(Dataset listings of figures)

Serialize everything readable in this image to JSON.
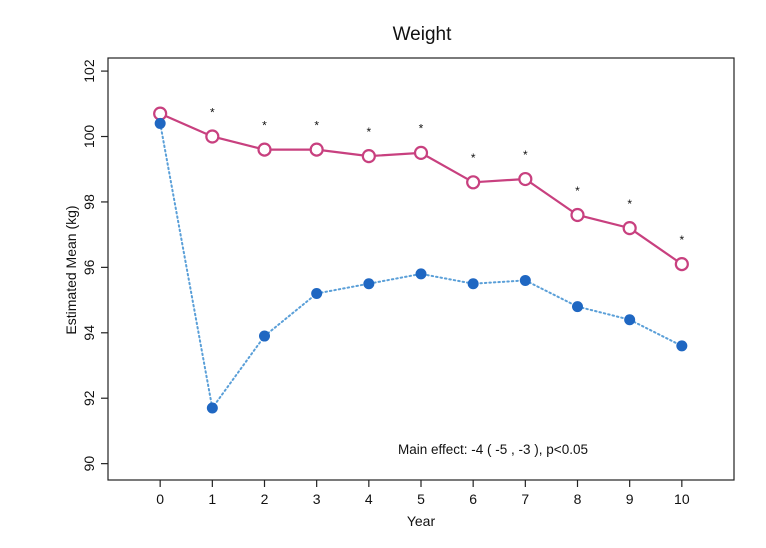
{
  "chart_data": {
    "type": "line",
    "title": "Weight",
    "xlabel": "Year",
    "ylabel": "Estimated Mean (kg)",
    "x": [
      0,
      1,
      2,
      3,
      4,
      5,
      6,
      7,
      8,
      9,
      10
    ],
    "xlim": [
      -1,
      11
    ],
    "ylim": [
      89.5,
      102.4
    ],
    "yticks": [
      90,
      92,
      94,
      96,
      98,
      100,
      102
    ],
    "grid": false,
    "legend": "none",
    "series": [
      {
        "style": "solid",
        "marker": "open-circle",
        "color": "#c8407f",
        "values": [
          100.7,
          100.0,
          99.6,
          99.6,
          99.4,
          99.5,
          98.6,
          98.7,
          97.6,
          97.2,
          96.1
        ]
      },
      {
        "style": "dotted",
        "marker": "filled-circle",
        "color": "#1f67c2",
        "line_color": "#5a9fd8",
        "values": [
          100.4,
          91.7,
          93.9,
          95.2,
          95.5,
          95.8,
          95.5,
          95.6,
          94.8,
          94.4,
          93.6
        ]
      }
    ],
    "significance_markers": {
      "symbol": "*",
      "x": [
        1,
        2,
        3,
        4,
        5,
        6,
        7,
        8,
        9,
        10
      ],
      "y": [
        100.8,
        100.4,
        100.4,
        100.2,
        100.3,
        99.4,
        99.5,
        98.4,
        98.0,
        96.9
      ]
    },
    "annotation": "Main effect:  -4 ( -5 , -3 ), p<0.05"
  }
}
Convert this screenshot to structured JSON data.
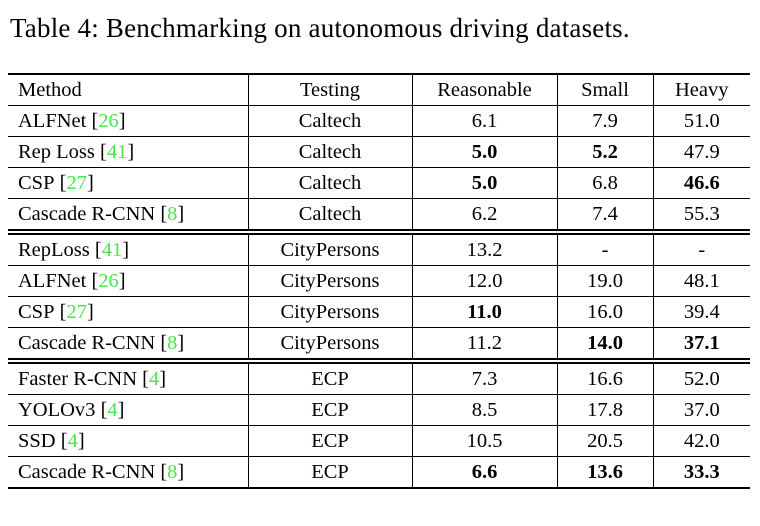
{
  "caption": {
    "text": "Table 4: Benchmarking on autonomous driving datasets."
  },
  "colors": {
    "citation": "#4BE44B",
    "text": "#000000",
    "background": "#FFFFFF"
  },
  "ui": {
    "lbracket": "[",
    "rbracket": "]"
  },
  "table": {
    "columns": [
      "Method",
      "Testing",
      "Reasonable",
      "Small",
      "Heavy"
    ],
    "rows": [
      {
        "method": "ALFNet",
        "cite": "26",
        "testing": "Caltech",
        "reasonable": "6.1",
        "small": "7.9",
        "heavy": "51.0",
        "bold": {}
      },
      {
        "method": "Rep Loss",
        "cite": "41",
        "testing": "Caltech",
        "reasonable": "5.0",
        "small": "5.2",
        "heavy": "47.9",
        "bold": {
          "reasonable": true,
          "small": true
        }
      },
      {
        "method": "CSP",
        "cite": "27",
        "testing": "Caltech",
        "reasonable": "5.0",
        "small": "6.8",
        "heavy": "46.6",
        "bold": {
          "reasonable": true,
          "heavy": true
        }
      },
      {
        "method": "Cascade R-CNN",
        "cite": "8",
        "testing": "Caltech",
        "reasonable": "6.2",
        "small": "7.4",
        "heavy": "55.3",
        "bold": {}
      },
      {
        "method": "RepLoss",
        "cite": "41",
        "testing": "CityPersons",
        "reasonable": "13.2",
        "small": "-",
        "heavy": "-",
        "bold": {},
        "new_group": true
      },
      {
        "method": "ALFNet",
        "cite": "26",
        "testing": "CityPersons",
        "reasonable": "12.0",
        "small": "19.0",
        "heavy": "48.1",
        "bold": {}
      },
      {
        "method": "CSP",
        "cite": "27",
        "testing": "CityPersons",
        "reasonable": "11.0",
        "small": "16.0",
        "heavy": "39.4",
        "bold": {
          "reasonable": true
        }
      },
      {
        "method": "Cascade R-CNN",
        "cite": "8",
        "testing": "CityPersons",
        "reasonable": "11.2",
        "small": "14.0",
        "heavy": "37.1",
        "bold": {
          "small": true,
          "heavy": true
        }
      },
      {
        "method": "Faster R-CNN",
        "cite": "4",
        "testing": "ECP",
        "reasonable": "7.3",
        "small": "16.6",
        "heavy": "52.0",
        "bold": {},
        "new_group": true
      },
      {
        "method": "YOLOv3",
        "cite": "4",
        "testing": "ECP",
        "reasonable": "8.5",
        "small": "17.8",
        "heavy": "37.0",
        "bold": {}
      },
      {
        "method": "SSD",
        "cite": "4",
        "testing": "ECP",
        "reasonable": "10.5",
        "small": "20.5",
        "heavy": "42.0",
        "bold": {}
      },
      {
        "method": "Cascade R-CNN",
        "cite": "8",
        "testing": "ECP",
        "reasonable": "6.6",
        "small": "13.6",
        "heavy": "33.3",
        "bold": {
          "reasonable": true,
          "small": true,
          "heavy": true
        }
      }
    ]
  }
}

Prompt: Identify the lines in the entries that hold "text" and return each one.

Final result:
    "text": "Table 4: Benchmarking on autonomous driving datasets."
    "text": "#000000",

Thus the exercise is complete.